Chart and figure data »
++++++
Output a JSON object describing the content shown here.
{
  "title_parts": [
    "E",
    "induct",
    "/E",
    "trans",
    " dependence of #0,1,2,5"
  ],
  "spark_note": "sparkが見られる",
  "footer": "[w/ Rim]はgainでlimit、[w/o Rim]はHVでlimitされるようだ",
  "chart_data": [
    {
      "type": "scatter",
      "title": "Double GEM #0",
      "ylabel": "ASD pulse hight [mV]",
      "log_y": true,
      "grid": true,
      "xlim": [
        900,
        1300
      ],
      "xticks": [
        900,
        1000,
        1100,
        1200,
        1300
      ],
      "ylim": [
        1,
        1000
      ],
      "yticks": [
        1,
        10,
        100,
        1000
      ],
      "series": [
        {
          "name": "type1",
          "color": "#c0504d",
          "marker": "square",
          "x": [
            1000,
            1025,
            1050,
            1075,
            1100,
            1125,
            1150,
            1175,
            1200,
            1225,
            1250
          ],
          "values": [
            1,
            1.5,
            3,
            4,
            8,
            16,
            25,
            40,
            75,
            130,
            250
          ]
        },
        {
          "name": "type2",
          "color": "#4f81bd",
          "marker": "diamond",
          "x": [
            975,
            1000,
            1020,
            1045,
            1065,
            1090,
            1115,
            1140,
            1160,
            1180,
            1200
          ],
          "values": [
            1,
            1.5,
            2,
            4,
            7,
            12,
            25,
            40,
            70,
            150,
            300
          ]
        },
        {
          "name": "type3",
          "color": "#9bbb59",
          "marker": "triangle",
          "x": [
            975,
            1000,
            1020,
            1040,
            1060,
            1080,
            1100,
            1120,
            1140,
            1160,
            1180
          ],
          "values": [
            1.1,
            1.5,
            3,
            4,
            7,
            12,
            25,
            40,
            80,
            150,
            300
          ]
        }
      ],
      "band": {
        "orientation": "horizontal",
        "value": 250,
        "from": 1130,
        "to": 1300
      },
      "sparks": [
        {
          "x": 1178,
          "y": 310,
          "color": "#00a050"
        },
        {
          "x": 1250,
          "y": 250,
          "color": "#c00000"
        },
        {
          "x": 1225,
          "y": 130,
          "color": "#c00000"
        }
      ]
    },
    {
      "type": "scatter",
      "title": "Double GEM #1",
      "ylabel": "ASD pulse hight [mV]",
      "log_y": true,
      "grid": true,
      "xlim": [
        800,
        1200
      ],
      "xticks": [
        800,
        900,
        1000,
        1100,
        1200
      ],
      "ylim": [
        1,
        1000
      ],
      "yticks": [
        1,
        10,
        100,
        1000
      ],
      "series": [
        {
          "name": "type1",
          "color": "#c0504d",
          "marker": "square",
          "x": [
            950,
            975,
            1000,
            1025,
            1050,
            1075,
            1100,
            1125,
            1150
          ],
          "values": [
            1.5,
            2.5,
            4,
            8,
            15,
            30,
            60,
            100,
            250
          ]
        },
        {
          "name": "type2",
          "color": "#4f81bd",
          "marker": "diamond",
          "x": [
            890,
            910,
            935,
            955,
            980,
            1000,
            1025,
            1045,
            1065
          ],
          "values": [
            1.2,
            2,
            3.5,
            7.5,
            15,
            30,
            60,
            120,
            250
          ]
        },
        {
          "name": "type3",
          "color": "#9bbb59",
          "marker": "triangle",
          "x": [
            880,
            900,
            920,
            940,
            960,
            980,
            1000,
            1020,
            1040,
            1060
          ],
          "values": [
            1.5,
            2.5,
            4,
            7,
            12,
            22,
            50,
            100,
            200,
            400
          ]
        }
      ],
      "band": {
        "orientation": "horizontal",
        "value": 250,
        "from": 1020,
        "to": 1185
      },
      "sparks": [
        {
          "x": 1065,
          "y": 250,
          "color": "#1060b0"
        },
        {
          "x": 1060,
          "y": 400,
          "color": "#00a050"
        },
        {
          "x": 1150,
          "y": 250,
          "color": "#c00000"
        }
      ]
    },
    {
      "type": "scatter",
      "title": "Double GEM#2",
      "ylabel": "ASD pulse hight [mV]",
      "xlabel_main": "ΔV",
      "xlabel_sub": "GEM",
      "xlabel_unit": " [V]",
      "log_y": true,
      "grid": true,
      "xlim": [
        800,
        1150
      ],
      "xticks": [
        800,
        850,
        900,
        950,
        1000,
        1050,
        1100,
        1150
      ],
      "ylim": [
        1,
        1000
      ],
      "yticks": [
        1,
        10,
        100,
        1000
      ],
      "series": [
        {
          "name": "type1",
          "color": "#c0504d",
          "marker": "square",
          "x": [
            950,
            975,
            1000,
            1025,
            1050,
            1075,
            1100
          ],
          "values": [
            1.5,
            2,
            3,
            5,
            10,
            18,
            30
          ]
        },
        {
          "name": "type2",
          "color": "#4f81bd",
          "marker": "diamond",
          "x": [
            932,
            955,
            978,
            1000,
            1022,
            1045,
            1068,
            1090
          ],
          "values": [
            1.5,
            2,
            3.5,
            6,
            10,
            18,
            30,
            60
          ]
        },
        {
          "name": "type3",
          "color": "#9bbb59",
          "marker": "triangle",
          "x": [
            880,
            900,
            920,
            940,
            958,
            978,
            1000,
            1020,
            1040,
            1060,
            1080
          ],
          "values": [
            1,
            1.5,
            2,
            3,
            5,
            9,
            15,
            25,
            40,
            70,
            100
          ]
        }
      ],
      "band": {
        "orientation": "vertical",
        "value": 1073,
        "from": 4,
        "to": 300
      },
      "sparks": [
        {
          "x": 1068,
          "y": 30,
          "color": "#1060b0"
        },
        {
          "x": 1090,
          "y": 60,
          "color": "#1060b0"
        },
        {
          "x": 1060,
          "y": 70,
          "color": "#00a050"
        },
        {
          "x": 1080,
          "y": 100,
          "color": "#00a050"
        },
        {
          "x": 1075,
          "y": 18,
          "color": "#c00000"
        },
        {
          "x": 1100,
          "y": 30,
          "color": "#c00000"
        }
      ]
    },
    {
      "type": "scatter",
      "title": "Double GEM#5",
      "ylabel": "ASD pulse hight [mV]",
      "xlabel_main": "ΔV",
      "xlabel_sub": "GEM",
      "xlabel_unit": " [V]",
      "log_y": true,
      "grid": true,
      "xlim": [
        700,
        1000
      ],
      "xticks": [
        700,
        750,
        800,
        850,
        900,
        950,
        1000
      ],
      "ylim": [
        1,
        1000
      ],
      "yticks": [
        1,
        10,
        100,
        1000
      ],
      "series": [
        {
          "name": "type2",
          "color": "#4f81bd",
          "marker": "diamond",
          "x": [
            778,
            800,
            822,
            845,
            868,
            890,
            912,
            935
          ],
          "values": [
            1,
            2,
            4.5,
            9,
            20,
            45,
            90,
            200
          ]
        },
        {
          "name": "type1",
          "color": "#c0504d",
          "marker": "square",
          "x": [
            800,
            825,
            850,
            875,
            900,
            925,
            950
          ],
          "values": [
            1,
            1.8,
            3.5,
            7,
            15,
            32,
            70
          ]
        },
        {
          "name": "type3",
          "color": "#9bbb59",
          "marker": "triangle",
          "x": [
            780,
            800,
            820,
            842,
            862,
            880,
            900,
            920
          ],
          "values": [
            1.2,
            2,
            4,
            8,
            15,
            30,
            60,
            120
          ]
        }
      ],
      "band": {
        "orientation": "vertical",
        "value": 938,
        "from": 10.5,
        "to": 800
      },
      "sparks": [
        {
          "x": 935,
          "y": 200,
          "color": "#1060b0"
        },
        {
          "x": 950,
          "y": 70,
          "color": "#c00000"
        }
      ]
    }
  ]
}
++++++
TASK TO CARRY OUT » Your task is to transcribe the listing above in full, exactly as given.

SOLUTION TO THE EXERCISE »
Output a JSON object describing the content shown here.
{
  "title_parts": [
    "E",
    "induct",
    "/E",
    "trans",
    " dependence of #0,1,2,5"
  ],
  "spark_note": "sparkが見られる",
  "footer": "[w/ Rim]はgainでlimit、[w/o Rim]はHVでlimitされるようだ",
  "chart_data": [
    {
      "type": "scatter",
      "title": "Double GEM #0",
      "ylabel": "ASD pulse hight [mV]",
      "log_y": true,
      "grid": true,
      "xlim": [
        900,
        1300
      ],
      "xticks": [
        900,
        1000,
        1100,
        1200,
        1300
      ],
      "ylim": [
        1,
        1000
      ],
      "yticks": [
        1,
        10,
        100,
        1000
      ],
      "series": [
        {
          "name": "type1",
          "color": "#c0504d",
          "marker": "square",
          "x": [
            1000,
            1025,
            1050,
            1075,
            1100,
            1125,
            1150,
            1175,
            1200,
            1225,
            1250
          ],
          "values": [
            1,
            1.5,
            3,
            4,
            8,
            16,
            25,
            40,
            75,
            130,
            250
          ]
        },
        {
          "name": "type2",
          "color": "#4f81bd",
          "marker": "diamond",
          "x": [
            975,
            1000,
            1020,
            1045,
            1065,
            1090,
            1115,
            1140,
            1160,
            1180,
            1200
          ],
          "values": [
            1,
            1.5,
            2,
            4,
            7,
            12,
            25,
            40,
            70,
            150,
            300
          ]
        },
        {
          "name": "type3",
          "color": "#9bbb59",
          "marker": "triangle",
          "x": [
            975,
            1000,
            1020,
            1040,
            1060,
            1080,
            1100,
            1120,
            1140,
            1160,
            1180
          ],
          "values": [
            1.1,
            1.5,
            3,
            4,
            7,
            12,
            25,
            40,
            80,
            150,
            300
          ]
        }
      ],
      "band": {
        "orientation": "horizontal",
        "value": 250,
        "from": 1130,
        "to": 1300
      },
      "sparks": [
        {
          "x": 1178,
          "y": 310,
          "color": "#00a050"
        },
        {
          "x": 1250,
          "y": 250,
          "color": "#c00000"
        },
        {
          "x": 1225,
          "y": 130,
          "color": "#c00000"
        }
      ]
    },
    {
      "type": "scatter",
      "title": "Double GEM #1",
      "ylabel": "ASD pulse hight [mV]",
      "log_y": true,
      "grid": true,
      "xlim": [
        800,
        1200
      ],
      "xticks": [
        800,
        900,
        1000,
        1100,
        1200
      ],
      "ylim": [
        1,
        1000
      ],
      "yticks": [
        1,
        10,
        100,
        1000
      ],
      "series": [
        {
          "name": "type1",
          "color": "#c0504d",
          "marker": "square",
          "x": [
            950,
            975,
            1000,
            1025,
            1050,
            1075,
            1100,
            1125,
            1150
          ],
          "values": [
            1.5,
            2.5,
            4,
            8,
            15,
            30,
            60,
            100,
            250
          ]
        },
        {
          "name": "type2",
          "color": "#4f81bd",
          "marker": "diamond",
          "x": [
            890,
            910,
            935,
            955,
            980,
            1000,
            1025,
            1045,
            1065
          ],
          "values": [
            1.2,
            2,
            3.5,
            7.5,
            15,
            30,
            60,
            120,
            250
          ]
        },
        {
          "name": "type3",
          "color": "#9bbb59",
          "marker": "triangle",
          "x": [
            880,
            900,
            920,
            940,
            960,
            980,
            1000,
            1020,
            1040,
            1060
          ],
          "values": [
            1.5,
            2.5,
            4,
            7,
            12,
            22,
            50,
            100,
            200,
            400
          ]
        }
      ],
      "band": {
        "orientation": "horizontal",
        "value": 250,
        "from": 1020,
        "to": 1185
      },
      "sparks": [
        {
          "x": 1065,
          "y": 250,
          "color": "#1060b0"
        },
        {
          "x": 1060,
          "y": 400,
          "color": "#00a050"
        },
        {
          "x": 1150,
          "y": 250,
          "color": "#c00000"
        }
      ]
    },
    {
      "type": "scatter",
      "title": "Double GEM#2",
      "ylabel": "ASD pulse hight [mV]",
      "xlabel_main": "ΔV",
      "xlabel_sub": "GEM",
      "xlabel_unit": " [V]",
      "log_y": true,
      "grid": true,
      "xlim": [
        800,
        1150
      ],
      "xticks": [
        800,
        850,
        900,
        950,
        1000,
        1050,
        1100,
        1150
      ],
      "ylim": [
        1,
        1000
      ],
      "yticks": [
        1,
        10,
        100,
        1000
      ],
      "series": [
        {
          "name": "type1",
          "color": "#c0504d",
          "marker": "square",
          "x": [
            950,
            975,
            1000,
            1025,
            1050,
            1075,
            1100
          ],
          "values": [
            1.5,
            2,
            3,
            5,
            10,
            18,
            30
          ]
        },
        {
          "name": "type2",
          "color": "#4f81bd",
          "marker": "diamond",
          "x": [
            932,
            955,
            978,
            1000,
            1022,
            1045,
            1068,
            1090
          ],
          "values": [
            1.5,
            2,
            3.5,
            6,
            10,
            18,
            30,
            60
          ]
        },
        {
          "name": "type3",
          "color": "#9bbb59",
          "marker": "triangle",
          "x": [
            880,
            900,
            920,
            940,
            958,
            978,
            1000,
            1020,
            1040,
            1060,
            1080
          ],
          "values": [
            1,
            1.5,
            2,
            3,
            5,
            9,
            15,
            25,
            40,
            70,
            100
          ]
        }
      ],
      "band": {
        "orientation": "vertical",
        "value": 1073,
        "from": 4,
        "to": 300
      },
      "sparks": [
        {
          "x": 1068,
          "y": 30,
          "color": "#1060b0"
        },
        {
          "x": 1090,
          "y": 60,
          "color": "#1060b0"
        },
        {
          "x": 1060,
          "y": 70,
          "color": "#00a050"
        },
        {
          "x": 1080,
          "y": 100,
          "color": "#00a050"
        },
        {
          "x": 1075,
          "y": 18,
          "color": "#c00000"
        },
        {
          "x": 1100,
          "y": 30,
          "color": "#c00000"
        }
      ]
    },
    {
      "type": "scatter",
      "title": "Double GEM#5",
      "ylabel": "ASD pulse hight [mV]",
      "xlabel_main": "ΔV",
      "xlabel_sub": "GEM",
      "xlabel_unit": " [V]",
      "log_y": true,
      "grid": true,
      "xlim": [
        700,
        1000
      ],
      "xticks": [
        700,
        750,
        800,
        850,
        900,
        950,
        1000
      ],
      "ylim": [
        1,
        1000
      ],
      "yticks": [
        1,
        10,
        100,
        1000
      ],
      "series": [
        {
          "name": "type2",
          "color": "#4f81bd",
          "marker": "diamond",
          "x": [
            778,
            800,
            822,
            845,
            868,
            890,
            912,
            935
          ],
          "values": [
            1,
            2,
            4.5,
            9,
            20,
            45,
            90,
            200
          ]
        },
        {
          "name": "type1",
          "color": "#c0504d",
          "marker": "square",
          "x": [
            800,
            825,
            850,
            875,
            900,
            925,
            950
          ],
          "values": [
            1,
            1.8,
            3.5,
            7,
            15,
            32,
            70
          ]
        },
        {
          "name": "type3",
          "color": "#9bbb59",
          "marker": "triangle",
          "x": [
            780,
            800,
            820,
            842,
            862,
            880,
            900,
            920
          ],
          "values": [
            1.2,
            2,
            4,
            8,
            15,
            30,
            60,
            120
          ]
        }
      ],
      "band": {
        "orientation": "vertical",
        "value": 938,
        "from": 10.5,
        "to": 800
      },
      "sparks": [
        {
          "x": 935,
          "y": 200,
          "color": "#1060b0"
        },
        {
          "x": 950,
          "y": 70,
          "color": "#c00000"
        }
      ]
    }
  ]
}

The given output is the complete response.